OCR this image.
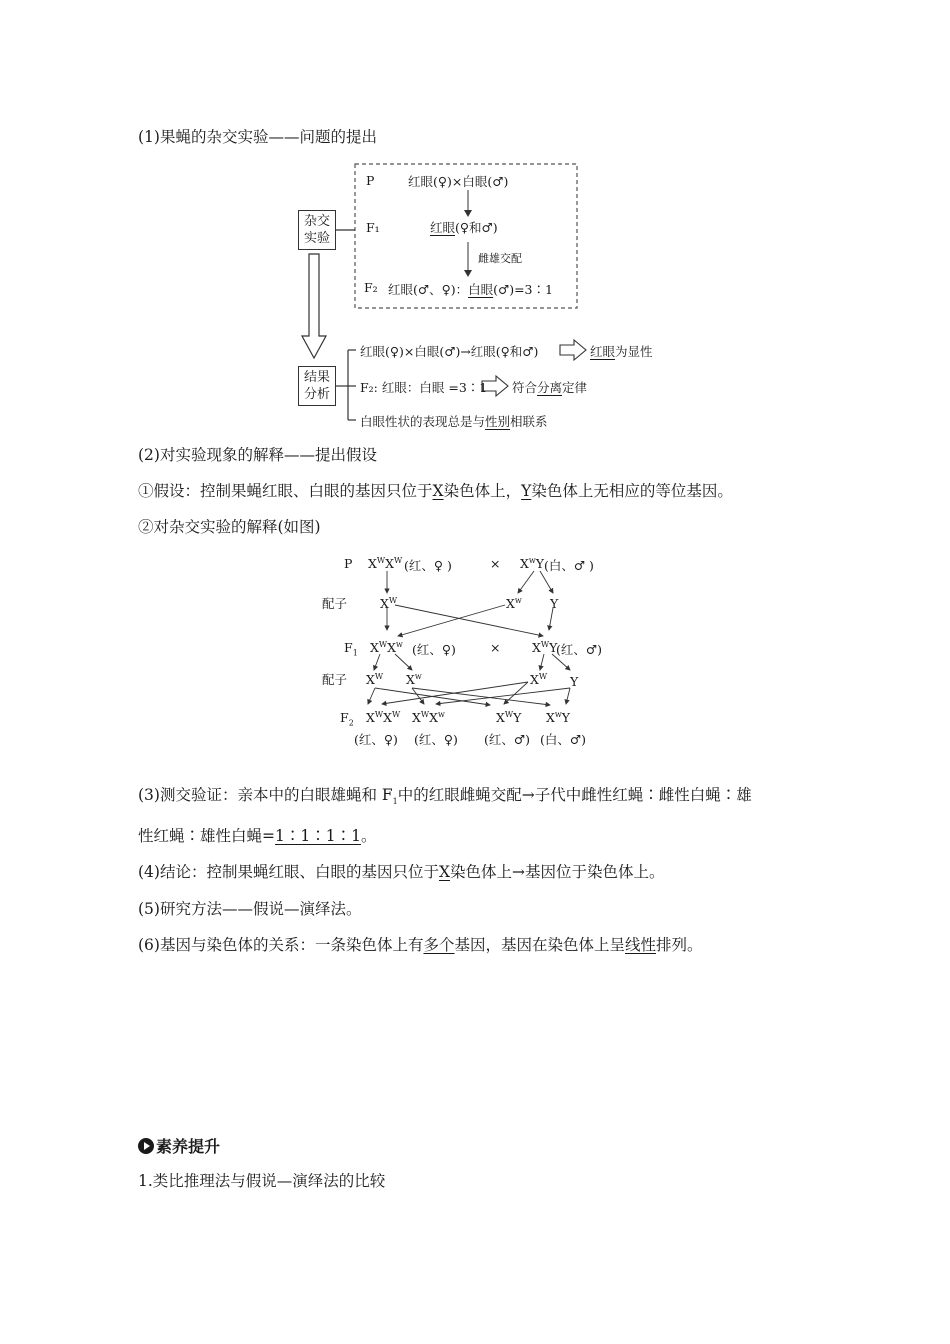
(1)果蝇的杂交实验——问题的提出
杂交
实验
结果
分析
P	红眼(♀)×白眼(♂)
F₁	红眼(♀和♂)
雌雄交配
F₂ 红眼(♂、♀)：白眼(♂)=3∶1
红眼(♀)×白眼(♂)→红眼(♀和♂)	红眼为显性
F₂: 红眼：白眼 =3∶1 符合分离定律
白眼性状的表现总是与性别相联系
(2)对实验现象的解释——提出假设
①假设：控制果蝇红眼、白眼的基因只位于X染色体上，Y染色体上无相应的等位基因。
②对杂交实验的解释(如图)
P $X^WX^W$ (红、♀ )	× $X^wY$ (白、♂ )
配子	$X^W$	$X^w$ Y
$F_1$ $X^WX^w$ (红、♀)	×	$X^WY$
(红、♂)
配子 $X^W$ $X^w$	$X^W$ Y
$F_2$ $X^WX^W$ $X^WX^w$	$X^WY$ $X^wY$
(红、♀) (红、♀) (红、♂) (白、♂)
(3)测交验证：亲本中的白眼雄蝇和 $F_1$中的红眼雌蝇交配→子代中雌性红蝇∶雌性白蝇∶雄
性红蝇∶雄性白蝇=1∶1∶1∶1。
(4)结论：控制果蝇红眼、白眼的基因只位于X染色体上→基因位于染色体上。
(5)研究方法——假说—演绎法。
(6)基因与染色体的关系：一条染色体上有多个基因，基因在染色体上呈线性排列。
素养提升
1.类比推理法与假说—演绎法的比较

- **Your instructions**
Transcribe the records above exactly, omitting every picture they contain.

- **Task response**
OCR this image.
(1)果蝇的杂交实验——问题的提出
杂交
实验
结果
分析
P	红眼(♀)×白眼(♂)
F₁	红眼(♀和♂)
雌雄交配
F₂ 红眼(♂、♀)：白眼(♂)=3∶1
红眼(♀)×白眼(♂)→红眼(♀和♂)	红眼为显性
F₂: 红眼：白眼 =3∶1 符合分离定律
白眼性状的表现总是与性别相联系
(2)对实验现象的解释——提出假设
①假设：控制果蝇红眼、白眼的基因只位于X染色体上，Y染色体上无相应的等位基因。
②对杂交实验的解释(如图)
P $X^WX^W$ (红、♀ )	× $X^wY$ (白、♂ )
配子	$X^W$	$X^w$ Y
$F_1$ $X^WX^w$ (红、♀)	×	$X^WY$
(红、♂)
配子 $X^W$ $X^w$	$X^W$ Y
$F_2$ $X^WX^W$ $X^WX^w$	$X^WY$ $X^wY$
(红、♀) (红、♀) (红、♂) (白、♂)
(3)测交验证：亲本中的白眼雄蝇和 $F_1$中的红眼雌蝇交配→子代中雌性红蝇∶雌性白蝇∶雄
性红蝇∶雄性白蝇=1∶1∶1∶1。
(4)结论：控制果蝇红眼、白眼的基因只位于X染色体上→基因位于染色体上。
(5)研究方法——假说—演绎法。
(6)基因与染色体的关系：一条染色体上有多个基因，基因在染色体上呈线性排列。
素养提升
1.类比推理法与假说—演绎法的比较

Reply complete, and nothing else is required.